DIRECTIONS FOR THIS TASK: Render every entry exactly as it appears.

ROWS:
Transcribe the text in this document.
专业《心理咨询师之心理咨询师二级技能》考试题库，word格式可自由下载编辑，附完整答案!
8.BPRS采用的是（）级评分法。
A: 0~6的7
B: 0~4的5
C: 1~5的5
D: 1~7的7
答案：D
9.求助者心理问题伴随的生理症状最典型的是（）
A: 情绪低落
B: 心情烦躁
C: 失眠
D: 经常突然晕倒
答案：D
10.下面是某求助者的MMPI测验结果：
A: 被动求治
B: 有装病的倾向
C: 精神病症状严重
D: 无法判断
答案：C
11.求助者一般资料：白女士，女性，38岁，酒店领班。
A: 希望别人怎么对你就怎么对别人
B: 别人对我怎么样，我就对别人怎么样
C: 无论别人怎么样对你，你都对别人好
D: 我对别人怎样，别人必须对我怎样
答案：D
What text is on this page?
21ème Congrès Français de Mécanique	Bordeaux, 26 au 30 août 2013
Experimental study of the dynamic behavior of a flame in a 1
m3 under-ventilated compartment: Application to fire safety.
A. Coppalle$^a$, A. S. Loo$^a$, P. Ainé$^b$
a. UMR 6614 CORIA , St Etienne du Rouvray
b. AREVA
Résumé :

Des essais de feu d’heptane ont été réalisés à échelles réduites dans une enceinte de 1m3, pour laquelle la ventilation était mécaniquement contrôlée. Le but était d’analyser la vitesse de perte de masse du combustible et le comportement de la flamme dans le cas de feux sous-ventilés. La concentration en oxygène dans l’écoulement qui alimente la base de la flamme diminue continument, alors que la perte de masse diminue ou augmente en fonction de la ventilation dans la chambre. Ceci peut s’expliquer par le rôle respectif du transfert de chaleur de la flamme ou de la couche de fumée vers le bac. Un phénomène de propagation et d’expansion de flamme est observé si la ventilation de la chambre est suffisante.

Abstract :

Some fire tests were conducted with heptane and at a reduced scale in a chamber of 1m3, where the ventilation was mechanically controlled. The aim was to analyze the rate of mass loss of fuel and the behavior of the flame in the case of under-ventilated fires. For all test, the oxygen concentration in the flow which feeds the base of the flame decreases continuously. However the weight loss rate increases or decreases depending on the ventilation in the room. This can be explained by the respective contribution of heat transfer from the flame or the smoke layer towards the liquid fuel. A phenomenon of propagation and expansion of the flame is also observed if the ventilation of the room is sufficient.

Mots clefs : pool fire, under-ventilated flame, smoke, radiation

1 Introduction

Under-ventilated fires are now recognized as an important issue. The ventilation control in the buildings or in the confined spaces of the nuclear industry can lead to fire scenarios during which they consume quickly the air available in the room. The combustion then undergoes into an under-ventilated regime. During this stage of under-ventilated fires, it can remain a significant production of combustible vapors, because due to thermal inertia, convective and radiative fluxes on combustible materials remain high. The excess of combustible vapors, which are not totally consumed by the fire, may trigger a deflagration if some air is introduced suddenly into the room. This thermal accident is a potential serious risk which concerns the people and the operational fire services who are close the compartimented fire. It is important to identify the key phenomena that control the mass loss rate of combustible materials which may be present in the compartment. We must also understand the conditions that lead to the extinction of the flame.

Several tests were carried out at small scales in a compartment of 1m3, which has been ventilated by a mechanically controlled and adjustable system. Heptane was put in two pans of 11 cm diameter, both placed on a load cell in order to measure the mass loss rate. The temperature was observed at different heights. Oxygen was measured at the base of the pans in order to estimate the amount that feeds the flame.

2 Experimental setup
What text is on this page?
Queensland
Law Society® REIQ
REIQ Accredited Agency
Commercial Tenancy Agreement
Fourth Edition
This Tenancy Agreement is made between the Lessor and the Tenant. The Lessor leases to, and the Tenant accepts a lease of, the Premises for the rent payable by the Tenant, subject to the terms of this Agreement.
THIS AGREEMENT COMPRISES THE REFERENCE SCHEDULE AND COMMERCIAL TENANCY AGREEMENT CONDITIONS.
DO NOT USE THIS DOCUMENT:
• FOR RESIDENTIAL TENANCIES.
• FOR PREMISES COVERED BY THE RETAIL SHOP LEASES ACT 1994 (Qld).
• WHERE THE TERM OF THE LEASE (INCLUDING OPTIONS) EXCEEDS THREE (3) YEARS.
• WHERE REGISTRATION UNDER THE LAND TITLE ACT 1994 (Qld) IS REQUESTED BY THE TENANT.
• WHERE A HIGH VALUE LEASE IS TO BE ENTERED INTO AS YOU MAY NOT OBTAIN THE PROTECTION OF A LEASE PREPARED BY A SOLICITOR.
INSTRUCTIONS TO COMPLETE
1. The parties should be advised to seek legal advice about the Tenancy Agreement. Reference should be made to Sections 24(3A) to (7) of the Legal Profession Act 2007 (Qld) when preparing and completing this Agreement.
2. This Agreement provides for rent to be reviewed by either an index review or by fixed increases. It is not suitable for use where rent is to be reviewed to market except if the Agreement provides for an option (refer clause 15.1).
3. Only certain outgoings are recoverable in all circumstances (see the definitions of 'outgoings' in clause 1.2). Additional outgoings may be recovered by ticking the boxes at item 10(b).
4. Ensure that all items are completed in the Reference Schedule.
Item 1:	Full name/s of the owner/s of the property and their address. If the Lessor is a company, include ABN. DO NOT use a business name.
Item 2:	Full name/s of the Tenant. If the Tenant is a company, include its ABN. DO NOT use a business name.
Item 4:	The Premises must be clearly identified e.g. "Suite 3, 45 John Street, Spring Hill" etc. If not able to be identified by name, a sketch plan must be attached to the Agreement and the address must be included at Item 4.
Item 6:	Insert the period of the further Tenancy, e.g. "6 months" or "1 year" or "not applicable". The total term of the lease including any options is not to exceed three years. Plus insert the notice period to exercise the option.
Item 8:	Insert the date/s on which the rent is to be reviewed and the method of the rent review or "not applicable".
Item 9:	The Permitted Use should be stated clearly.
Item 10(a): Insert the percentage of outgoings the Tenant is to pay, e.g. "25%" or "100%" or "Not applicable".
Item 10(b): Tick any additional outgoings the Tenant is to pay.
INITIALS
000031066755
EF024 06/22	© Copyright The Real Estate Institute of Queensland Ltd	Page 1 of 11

RESPONSE FOR THIS EXERCISE:
Transcribe the text in this document.
专业《心理咨询师之心理咨询师二级技能》考试题库，word格式可自由下载编辑，附完整答案!
8.BPRS采用的是（）级评分法。
A: 0~6的7
B: 0~4的5
C: 1~5的5
D: 1~7的7
答案：D
9.求助者心理问题伴随的生理症状最典型的是（）
A: 情绪低落
B: 心情烦躁
C: 失眠
D: 经常突然晕倒
答案：D
10.下面是某求助者的MMPI测验结果：
A: 被动求治
B: 有装病的倾向
C: 精神病症状严重
D: 无法判断
答案：C
11.求助者一般资料：白女士，女性，38岁，酒店领班。
A: 希望别人怎么对你就怎么对别人
B: 别人对我怎么样，我就对别人怎么样
C: 无论别人怎么样对你，你都对别人好
D: 我对别人怎样，别人必须对我怎样
答案：D
What text is on this page?
21ème Congrès Français de Mécanique	Bordeaux, 26 au 30 août 2013
Experimental study of the dynamic behavior of a flame in a 1
m3 under-ventilated compartment: Application to fire safety.
A. Coppalle$^a$, A. S. Loo$^a$, P. Ainé$^b$
a. UMR 6614 CORIA , St Etienne du Rouvray
b. AREVA
Résumé :

Des essais de feu d’heptane ont été réalisés à échelles réduites dans une enceinte de 1m3, pour laquelle la ventilation était mécaniquement contrôlée. Le but était d’analyser la vitesse de perte de masse du combustible et le comportement de la flamme dans le cas de feux sous-ventilés. La concentration en oxygène dans l’écoulement qui alimente la base de la flamme diminue continument, alors que la perte de masse diminue ou augmente en fonction de la ventilation dans la chambre. Ceci peut s’expliquer par le rôle respectif du transfert de chaleur de la flamme ou de la couche de fumée vers le bac. Un phénomène de propagation et d’expansion de flamme est observé si la ventilation de la chambre est suffisante.

Abstract :

Some fire tests were conducted with heptane and at a reduced scale in a chamber of 1m3, where the ventilation was mechanically controlled. The aim was to analyze the rate of mass loss of fuel and the behavior of the flame in the case of under-ventilated fires. For all test, the oxygen concentration in the flow which feeds the base of the flame decreases continuously. However the weight loss rate increases or decreases depending on the ventilation in the room. This can be explained by the respective contribution of heat transfer from the flame or the smoke layer towards the liquid fuel. A phenomenon of propagation and expansion of the flame is also observed if the ventilation of the room is sufficient.

Mots clefs : pool fire, under-ventilated flame, smoke, radiation

1 Introduction

Under-ventilated fires are now recognized as an important issue. The ventilation control in the buildings or in the confined spaces of the nuclear industry can lead to fire scenarios during which they consume quickly the air available in the room. The combustion then undergoes into an under-ventilated regime. During this stage of under-ventilated fires, it can remain a significant production of combustible vapors, because due to thermal inertia, convective and radiative fluxes on combustible materials remain high. The excess of combustible vapors, which are not totally consumed by the fire, may trigger a deflagration if some air is introduced suddenly into the room. This thermal accident is a potential serious risk which concerns the people and the operational fire services who are close the compartimented fire. It is important to identify the key phenomena that control the mass loss rate of combustible materials which may be present in the compartment. We must also understand the conditions that lead to the extinction of the flame.

Several tests were carried out at small scales in a compartment of 1m3, which has been ventilated by a mechanically controlled and adjustable system. Heptane was put in two pans of 11 cm diameter, both placed on a load cell in order to measure the mass loss rate. The temperature was observed at different heights. Oxygen was measured at the base of the pans in order to estimate the amount that feeds the flame.

2 Experimental setup
What text is on this page?
Queensland
Law Society® REIQ
REIQ Accredited Agency
Commercial Tenancy Agreement
Fourth Edition
This Tenancy Agreement is made between the Lessor and the Tenant. The Lessor leases to, and the Tenant accepts a lease of, the Premises for the rent payable by the Tenant, subject to the terms of this Agreement.
THIS AGREEMENT COMPRISES THE REFERENCE SCHEDULE AND COMMERCIAL TENANCY AGREEMENT CONDITIONS.
DO NOT USE THIS DOCUMENT:
• FOR RESIDENTIAL TENANCIES.
• FOR PREMISES COVERED BY THE RETAIL SHOP LEASES ACT 1994 (Qld).
• WHERE THE TERM OF THE LEASE (INCLUDING OPTIONS) EXCEEDS THREE (3) YEARS.
• WHERE REGISTRATION UNDER THE LAND TITLE ACT 1994 (Qld) IS REQUESTED BY THE TENANT.
• WHERE A HIGH VALUE LEASE IS TO BE ENTERED INTO AS YOU MAY NOT OBTAIN THE PROTECTION OF A LEASE PREPARED BY A SOLICITOR.
INSTRUCTIONS TO COMPLETE
1. The parties should be advised to seek legal advice about the Tenancy Agreement. Reference should be made to Sections 24(3A) to (7) of the Legal Profession Act 2007 (Qld) when preparing and completing this Agreement.
2. This Agreement provides for rent to be reviewed by either an index review or by fixed increases. It is not suitable for use where rent is to be reviewed to market except if the Agreement provides for an option (refer clause 15.1).
3. Only certain outgoings are recoverable in all circumstances (see the definitions of 'outgoings' in clause 1.2). Additional outgoings may be recovered by ticking the boxes at item 10(b).
4. Ensure that all items are completed in the Reference Schedule.
Item 1:	Full name/s of the owner/s of the property and their address. If the Lessor is a company, include ABN. DO NOT use a business name.
Item 2:	Full name/s of the Tenant. If the Tenant is a company, include its ABN. DO NOT use a business name.
Item 4:	The Premises must be clearly identified e.g. "Suite 3, 45 John Street, Spring Hill" etc. If not able to be identified by name, a sketch plan must be attached to the Agreement and the address must be included at Item 4.
Item 6:	Insert the period of the further Tenancy, e.g. "6 months" or "1 year" or "not applicable". The total term of the lease including any options is not to exceed three years. Plus insert the notice period to exercise the option.
Item 8:	Insert the date/s on which the rent is to be reviewed and the method of the rent review or "not applicable".
Item 9:	The Permitted Use should be stated clearly.
Item 10(a): Insert the percentage of outgoings the Tenant is to pay, e.g. "25%" or "100%" or "Not applicable".
Item 10(b): Tick any additional outgoings the Tenant is to pay.
INITIALS
000031066755
EF024 06/22	© Copyright The Real Estate Institute of Queensland Ltd	Page 1 of 11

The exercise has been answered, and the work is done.